[Records that describe figures]
=-=-=-=-=

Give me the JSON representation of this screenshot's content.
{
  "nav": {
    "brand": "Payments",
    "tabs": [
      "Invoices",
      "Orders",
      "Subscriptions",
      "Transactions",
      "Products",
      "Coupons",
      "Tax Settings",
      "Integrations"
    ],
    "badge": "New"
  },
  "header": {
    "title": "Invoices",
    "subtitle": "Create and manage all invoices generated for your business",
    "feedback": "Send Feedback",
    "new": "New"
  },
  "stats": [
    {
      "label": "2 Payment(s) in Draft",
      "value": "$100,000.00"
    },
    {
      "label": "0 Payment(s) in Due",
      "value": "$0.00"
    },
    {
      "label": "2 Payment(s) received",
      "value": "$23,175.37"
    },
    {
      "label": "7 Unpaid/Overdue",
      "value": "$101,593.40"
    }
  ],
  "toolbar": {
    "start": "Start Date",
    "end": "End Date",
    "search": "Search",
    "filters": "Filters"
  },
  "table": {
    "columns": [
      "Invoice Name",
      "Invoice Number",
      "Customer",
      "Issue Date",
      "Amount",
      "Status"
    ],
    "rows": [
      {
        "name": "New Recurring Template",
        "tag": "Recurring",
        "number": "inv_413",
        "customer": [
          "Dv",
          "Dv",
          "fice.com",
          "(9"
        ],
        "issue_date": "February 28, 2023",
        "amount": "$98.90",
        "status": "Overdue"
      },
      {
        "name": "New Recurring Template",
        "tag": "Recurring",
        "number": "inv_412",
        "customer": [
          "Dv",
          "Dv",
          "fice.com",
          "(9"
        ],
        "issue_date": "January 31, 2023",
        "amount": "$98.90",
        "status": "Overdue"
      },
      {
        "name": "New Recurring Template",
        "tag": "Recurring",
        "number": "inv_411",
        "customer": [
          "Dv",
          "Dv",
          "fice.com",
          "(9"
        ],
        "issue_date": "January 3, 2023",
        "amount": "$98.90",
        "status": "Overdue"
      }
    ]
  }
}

=-=-=-=-=

*What is asked*. Repeat the material from above exactly, word for word.

*Reply*.
Give me the JSON representation of this screenshot's content.
{
  "nav": {
    "brand": "Payments",
    "tabs": [
      "Invoices",
      "Orders",
      "Subscriptions",
      "Transactions",
      "Products",
      "Coupons",
      "Tax Settings",
      "Integrations"
    ],
    "badge": "New"
  },
  "header": {
    "title": "Invoices",
    "subtitle": "Create and manage all invoices generated for your business",
    "feedback": "Send Feedback",
    "new": "New"
  },
  "stats": [
    {
      "label": "2 Payment(s) in Draft",
      "value": "$100,000.00"
    },
    {
      "label": "0 Payment(s) in Due",
      "value": "$0.00"
    },
    {
      "label": "2 Payment(s) received",
      "value": "$23,175.37"
    },
    {
      "label": "7 Unpaid/Overdue",
      "value": "$101,593.40"
    }
  ],
  "toolbar": {
    "start": "Start Date",
    "end": "End Date",
    "search": "Search",
    "filters": "Filters"
  },
  "table": {
    "columns": [
      "Invoice Name",
      "Invoice Number",
      "Customer",
      "Issue Date",
      "Amount",
      "Status"
    ],
    "rows": [
      {
        "name": "New Recurring Template",
        "tag": "Recurring",
        "number": "inv_413",
        "customer": [
          "Dv",
          "Dv",
          "fice.com",
          "(9"
        ],
        "issue_date": "February 28, 2023",
        "amount": "$98.90",
        "status": "Overdue"
      },
      {
        "name": "New Recurring Template",
        "tag": "Recurring",
        "number": "inv_412",
        "customer": [
          "Dv",
          "Dv",
          "fice.com",
          "(9"
        ],
        "issue_date": "January 31, 2023",
        "amount": "$98.90",
        "status": "Overdue"
      },
      {
        "name": "New Recurring Template",
        "tag": "Recurring",
        "number": "inv_411",
        "customer": [
          "Dv",
          "Dv",
          "fice.com",
          "(9"
        ],
        "issue_date": "January 3, 2023",
        "amount": "$98.90",
        "status": "Overdue"
      }
    ]
  }
}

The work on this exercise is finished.